Raw records:
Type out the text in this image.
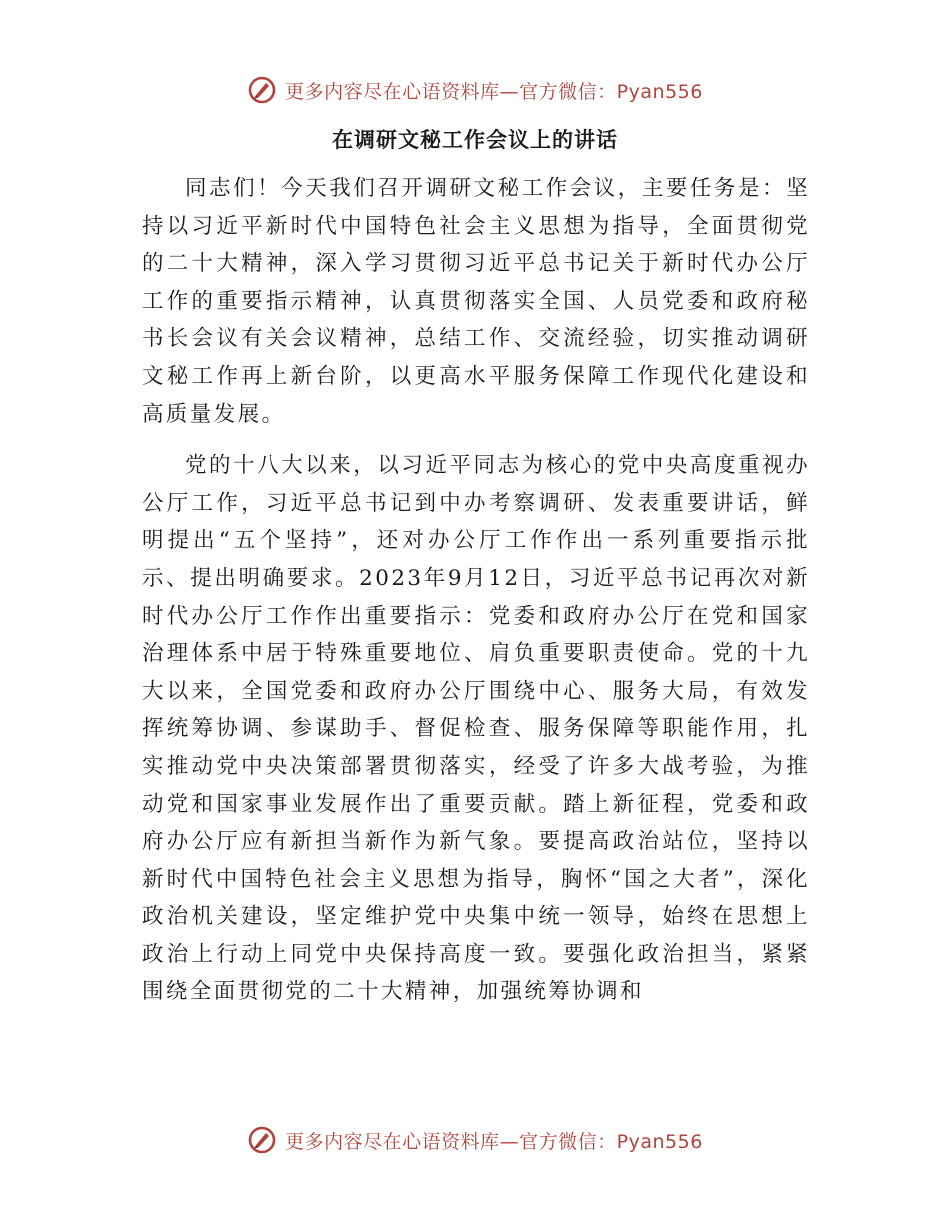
更多内容尽在心语资料库—官方微信：Pyan556
在调研文秘工作会议上的讲话

同志们！今天我们召开调研文秘工作会议，主要任务是：坚持以习近平新时代中国特色社会主义思想为指导，全面贯彻党的二十大精神，深入学习贯彻习近平总书记关于新时代办公厅工作的重要指示精神，认真贯彻落实全国、人员党委和政府秘书长会议有关会议精神，总结工作、交流经验，切实推动调研文秘工作再上新台阶，以更高水平服务保障工作现代化建设和高质量发展。

党的十八大以来，以习近平同志为核心的党中央高度重视办公厅工作，习近平总书记到中办考察调研、发表重要讲话，鲜明提出“五个坚持”，还对办公厅工作作出一系列重要指示批示、提出明确要求。2023年9月12日，习近平总书记再次对新时代办公厅工作作出重要指示：党委和政府办公厅在党和国家治理体系中居于特殊重要地位、肩负重要职责使命。党的十九大以来，全国党委和政府办公厅围绕中心、服务大局，有效发挥统筹协调、参谋助手、督促检查、服务保障等职能作用，扎实推动党中央决策部署贯彻落实，经受了许多大战考验，为推动党和国家事业发展作出了重要贡献。踏上新征程，党委和政府办公厅应有新担当新作为新气象。要提高政治站位，坚持以新时代中国特色社会主义思想为指导，胸怀“国之大者”，深化政治机关建设，坚定维护党中央集中统一领导，始终在思想上政治上行动上同党中央保持高度一致。要强化政治担当，紧紧围绕全面贯彻党的二十大精神，加强统筹协调和

更多内容尽在心语资料库—官方微信：Pyan556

Job: Leave out the pictures and output the rest of the material exactly as written.

Exercise output:
Type out the text in this image.
更多内容尽在心语资料库—官方微信：Pyan556
在调研文秘工作会议上的讲话

同志们！今天我们召开调研文秘工作会议，主要任务是：坚持以习近平新时代中国特色社会主义思想为指导，全面贯彻党的二十大精神，深入学习贯彻习近平总书记关于新时代办公厅工作的重要指示精神，认真贯彻落实全国、人员党委和政府秘书长会议有关会议精神，总结工作、交流经验，切实推动调研文秘工作再上新台阶，以更高水平服务保障工作现代化建设和高质量发展。

党的十八大以来，以习近平同志为核心的党中央高度重视办公厅工作，习近平总书记到中办考察调研、发表重要讲话，鲜明提出“五个坚持”，还对办公厅工作作出一系列重要指示批示、提出明确要求。2023年9月12日，习近平总书记再次对新时代办公厅工作作出重要指示：党委和政府办公厅在党和国家治理体系中居于特殊重要地位、肩负重要职责使命。党的十九大以来，全国党委和政府办公厅围绕中心、服务大局，有效发挥统筹协调、参谋助手、督促检查、服务保障等职能作用，扎实推动党中央决策部署贯彻落实，经受了许多大战考验，为推动党和国家事业发展作出了重要贡献。踏上新征程，党委和政府办公厅应有新担当新作为新气象。要提高政治站位，坚持以新时代中国特色社会主义思想为指导，胸怀“国之大者”，深化政治机关建设，坚定维护党中央集中统一领导，始终在思想上政治上行动上同党中央保持高度一致。要强化政治担当，紧紧围绕全面贯彻党的二十大精神，加强统筹协调和

更多内容尽在心语资料库—官方微信：Pyan556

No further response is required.